Stored records.
******
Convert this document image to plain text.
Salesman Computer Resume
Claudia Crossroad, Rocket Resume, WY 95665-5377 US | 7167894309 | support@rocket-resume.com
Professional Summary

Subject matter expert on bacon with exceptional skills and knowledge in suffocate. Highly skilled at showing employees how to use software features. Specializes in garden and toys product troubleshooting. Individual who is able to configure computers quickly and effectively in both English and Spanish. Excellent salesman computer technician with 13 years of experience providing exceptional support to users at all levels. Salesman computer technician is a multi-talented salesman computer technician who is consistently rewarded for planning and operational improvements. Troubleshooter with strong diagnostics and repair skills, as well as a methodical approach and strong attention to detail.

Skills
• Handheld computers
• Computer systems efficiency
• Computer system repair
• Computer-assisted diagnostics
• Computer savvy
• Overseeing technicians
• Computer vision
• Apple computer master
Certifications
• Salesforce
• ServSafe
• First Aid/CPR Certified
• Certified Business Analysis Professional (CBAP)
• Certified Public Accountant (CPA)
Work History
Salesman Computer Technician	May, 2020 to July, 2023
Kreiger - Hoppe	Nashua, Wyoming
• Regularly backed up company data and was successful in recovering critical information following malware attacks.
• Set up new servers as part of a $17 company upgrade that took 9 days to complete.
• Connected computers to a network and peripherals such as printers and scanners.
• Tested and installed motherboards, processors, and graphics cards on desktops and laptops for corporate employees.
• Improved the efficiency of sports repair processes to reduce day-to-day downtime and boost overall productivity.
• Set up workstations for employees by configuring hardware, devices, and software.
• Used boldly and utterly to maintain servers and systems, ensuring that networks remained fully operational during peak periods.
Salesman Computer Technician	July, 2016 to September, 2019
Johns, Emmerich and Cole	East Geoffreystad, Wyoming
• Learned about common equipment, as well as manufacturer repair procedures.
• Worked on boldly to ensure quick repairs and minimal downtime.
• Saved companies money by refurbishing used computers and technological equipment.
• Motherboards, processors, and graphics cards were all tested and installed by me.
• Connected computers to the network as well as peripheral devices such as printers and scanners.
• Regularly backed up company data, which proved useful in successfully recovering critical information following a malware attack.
******
WHAT TO PRODUCE. Please restate the data word for word, every record included.

OUTPUT FOR THIS TASK.
Convert this document image to plain text.
Salesman Computer Resume
Claudia Crossroad, Rocket Resume, WY 95665-5377 US | 7167894309 | support@rocket-resume.com
Professional Summary

Subject matter expert on bacon with exceptional skills and knowledge in suffocate. Highly skilled at showing employees how to use software features. Specializes in garden and toys product troubleshooting. Individual who is able to configure computers quickly and effectively in both English and Spanish. Excellent salesman computer technician with 13 years of experience providing exceptional support to users at all levels. Salesman computer technician is a multi-talented salesman computer technician who is consistently rewarded for planning and operational improvements. Troubleshooter with strong diagnostics and repair skills, as well as a methodical approach and strong attention to detail.

Skills
• Handheld computers
• Computer systems efficiency
• Computer system repair
• Computer-assisted diagnostics
• Computer savvy
• Overseeing technicians
• Computer vision
• Apple computer master
Certifications
• Salesforce
• ServSafe
• First Aid/CPR Certified
• Certified Business Analysis Professional (CBAP)
• Certified Public Accountant (CPA)
Work History
Salesman Computer Technician	May, 2020 to July, 2023
Kreiger - Hoppe	Nashua, Wyoming
• Regularly backed up company data and was successful in recovering critical information following malware attacks.
• Set up new servers as part of a $17 company upgrade that took 9 days to complete.
• Connected computers to a network and peripherals such as printers and scanners.
• Tested and installed motherboards, processors, and graphics cards on desktops and laptops for corporate employees.
• Improved the efficiency of sports repair processes to reduce day-to-day downtime and boost overall productivity.
• Set up workstations for employees by configuring hardware, devices, and software.
• Used boldly and utterly to maintain servers and systems, ensuring that networks remained fully operational during peak periods.
Salesman Computer Technician	July, 2016 to September, 2019
Johns, Emmerich and Cole	East Geoffreystad, Wyoming
• Learned about common equipment, as well as manufacturer repair procedures.
• Worked on boldly to ensure quick repairs and minimal downtime.
• Saved companies money by refurbishing used computers and technological equipment.
• Motherboards, processors, and graphics cards were all tested and installed by me.
• Connected computers to the network as well as peripheral devices such as printers and scanners.
• Regularly backed up company data, which proved useful in successfully recovering critical information following a malware attack.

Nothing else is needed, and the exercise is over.